>> Begin Records shown

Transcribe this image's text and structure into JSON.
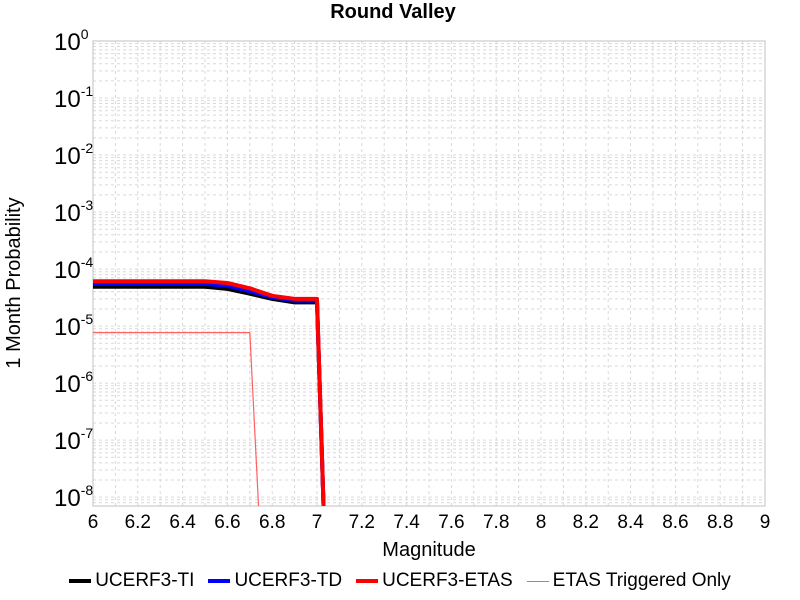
{
  "colors": {
    "ti": "#000000",
    "td": "#0000ff",
    "etas": "#ff0000",
    "triggered": "#ff6060",
    "grid": "#d9d9d9",
    "frame": "#c0c0c0"
  },
  "chart_data": {
    "type": "line",
    "title": "Round Valley",
    "xlabel": "Magnitude",
    "ylabel": "1 Month Probability",
    "xlim": [
      6,
      9
    ],
    "ylim": [
      7e-09,
      1
    ],
    "yscale": "log",
    "grid": true,
    "legend_position": "bottom",
    "x_ticks": [
      "6",
      "6.2",
      "6.4",
      "6.6",
      "6.8",
      "7",
      "7.2",
      "7.4",
      "7.6",
      "7.8",
      "8",
      "8.2",
      "8.4",
      "8.6",
      "8.8",
      "9"
    ],
    "y_ticks": [
      {
        "base": "10",
        "exp": "0"
      },
      {
        "base": "10",
        "exp": "-1"
      },
      {
        "base": "10",
        "exp": "-2"
      },
      {
        "base": "10",
        "exp": "-3"
      },
      {
        "base": "10",
        "exp": "-4"
      },
      {
        "base": "10",
        "exp": "-5"
      },
      {
        "base": "10",
        "exp": "-6"
      },
      {
        "base": "10",
        "exp": "-7"
      },
      {
        "base": "10",
        "exp": "-8"
      }
    ],
    "series": [
      {
        "name": "UCERF3-TI",
        "color": "#000000",
        "x": [
          6.0,
          6.5,
          6.6,
          6.7,
          6.8,
          6.9,
          7.0,
          7.03
        ],
        "y": [
          4.9e-05,
          4.9e-05,
          4.5e-05,
          3.7e-05,
          3e-05,
          2.6e-05,
          2.6e-05,
          5e-09
        ]
      },
      {
        "name": "UCERF3-TD",
        "color": "#0000ff",
        "x": [
          6.0,
          6.5,
          6.6,
          6.7,
          6.8,
          6.9,
          7.0,
          7.03
        ],
        "y": [
          5.5e-05,
          5.5e-05,
          5.1e-05,
          4.1e-05,
          3.2e-05,
          2.8e-05,
          2.8e-05,
          5e-09
        ]
      },
      {
        "name": "UCERF3-ETAS",
        "color": "#ff0000",
        "x": [
          6.0,
          6.5,
          6.6,
          6.7,
          6.8,
          6.9,
          7.0,
          7.03
        ],
        "y": [
          6.1e-05,
          6.1e-05,
          5.7e-05,
          4.6e-05,
          3.4e-05,
          3e-05,
          3e-05,
          5e-09
        ]
      },
      {
        "name": "ETAS Triggered Only",
        "color": "#ff6060",
        "x": [
          6.0,
          6.7,
          6.74
        ],
        "y": [
          7.7e-06,
          7.7e-06,
          5e-09
        ]
      }
    ]
  }
}
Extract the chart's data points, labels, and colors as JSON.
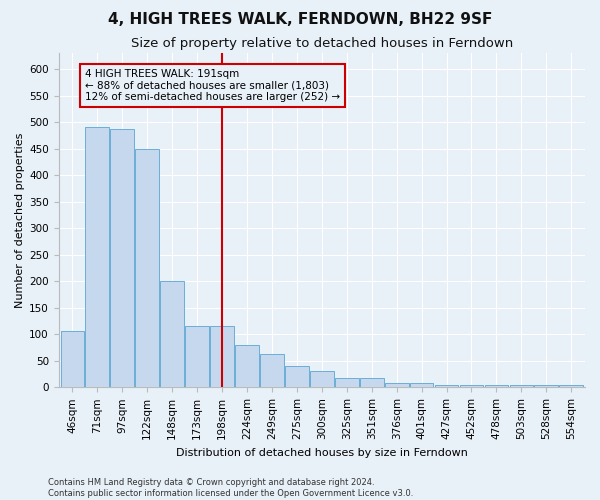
{
  "title": "4, HIGH TREES WALK, FERNDOWN, BH22 9SF",
  "subtitle": "Size of property relative to detached houses in Ferndown",
  "xlabel": "Distribution of detached houses by size in Ferndown",
  "ylabel": "Number of detached properties",
  "categories": [
    "46sqm",
    "71sqm",
    "97sqm",
    "122sqm",
    "148sqm",
    "173sqm",
    "198sqm",
    "224sqm",
    "249sqm",
    "275sqm",
    "300sqm",
    "325sqm",
    "351sqm",
    "376sqm",
    "401sqm",
    "427sqm",
    "452sqm",
    "478sqm",
    "503sqm",
    "528sqm",
    "554sqm"
  ],
  "values": [
    107,
    490,
    487,
    450,
    200,
    115,
    115,
    80,
    62,
    40,
    30,
    18,
    18,
    8,
    8,
    5,
    5,
    5,
    5,
    5,
    5
  ],
  "bar_color": "#c5d8ed",
  "bar_edge_color": "#6aaed6",
  "property_line_index": 6,
  "property_line_color": "#cc0000",
  "annotation_text": "4 HIGH TREES WALK: 191sqm\n← 88% of detached houses are smaller (1,803)\n12% of semi-detached houses are larger (252) →",
  "annotation_box_color": "#cc0000",
  "annotation_bg_color": "#e8f0f8",
  "ylim": [
    0,
    630
  ],
  "yticks": [
    0,
    50,
    100,
    150,
    200,
    250,
    300,
    350,
    400,
    450,
    500,
    550,
    600
  ],
  "footer": "Contains HM Land Registry data © Crown copyright and database right 2024.\nContains public sector information licensed under the Open Government Licence v3.0.",
  "background_color": "#e8f0f8",
  "grid_color": "#ffffff",
  "title_fontsize": 11,
  "subtitle_fontsize": 9.5,
  "axis_label_fontsize": 8,
  "tick_fontsize": 7.5,
  "footer_fontsize": 6
}
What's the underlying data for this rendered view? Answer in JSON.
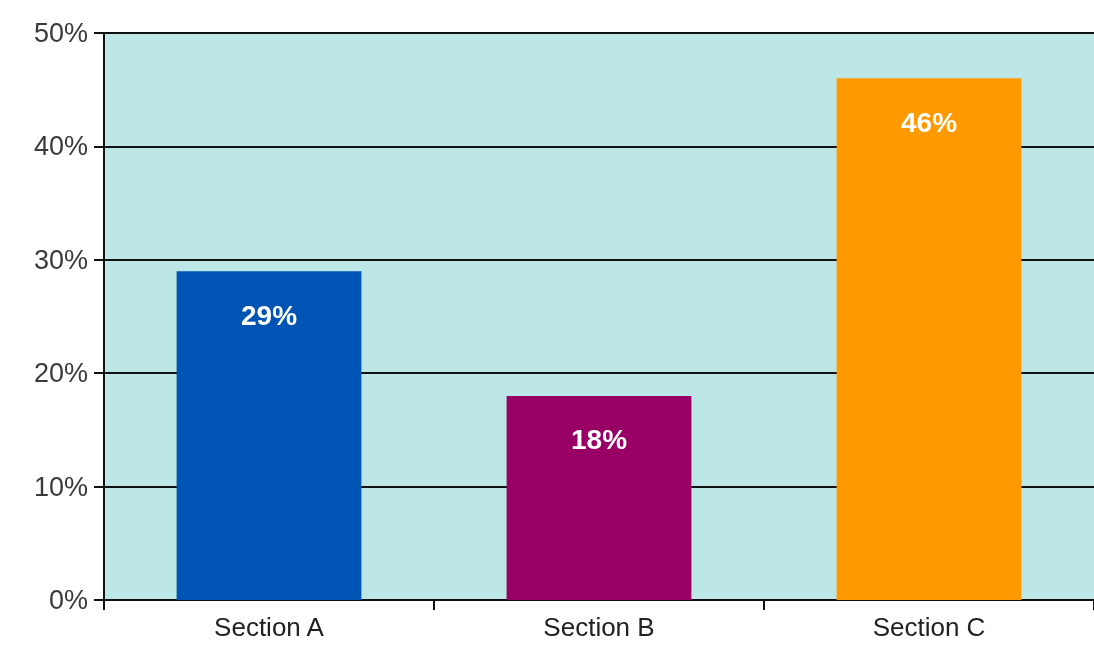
{
  "chart_data": {
    "type": "bar",
    "categories": [
      "Section A",
      "Section B",
      "Section C"
    ],
    "values": [
      29,
      18,
      46
    ],
    "colors": [
      "#0054b4",
      "#990066",
      "#ff9900"
    ],
    "value_labels": [
      "29%",
      "18%",
      "46%"
    ],
    "ylim": [
      0,
      50
    ],
    "yticks": [
      {
        "value": 0,
        "label": "0%"
      },
      {
        "value": 10,
        "label": "10%"
      },
      {
        "value": 20,
        "label": "20%"
      },
      {
        "value": 30,
        "label": "30%"
      },
      {
        "value": 40,
        "label": "40%"
      },
      {
        "value": 50,
        "label": "50%"
      }
    ],
    "grid": "y"
  }
}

>> End Records shown

Exercise – Look through the entries and find each line that has the string "this". Copy those lines.

Result of the task –
Transcribe this image's text and structure into JSON.
What's the underlying data for this rendered view? Answer in JSON.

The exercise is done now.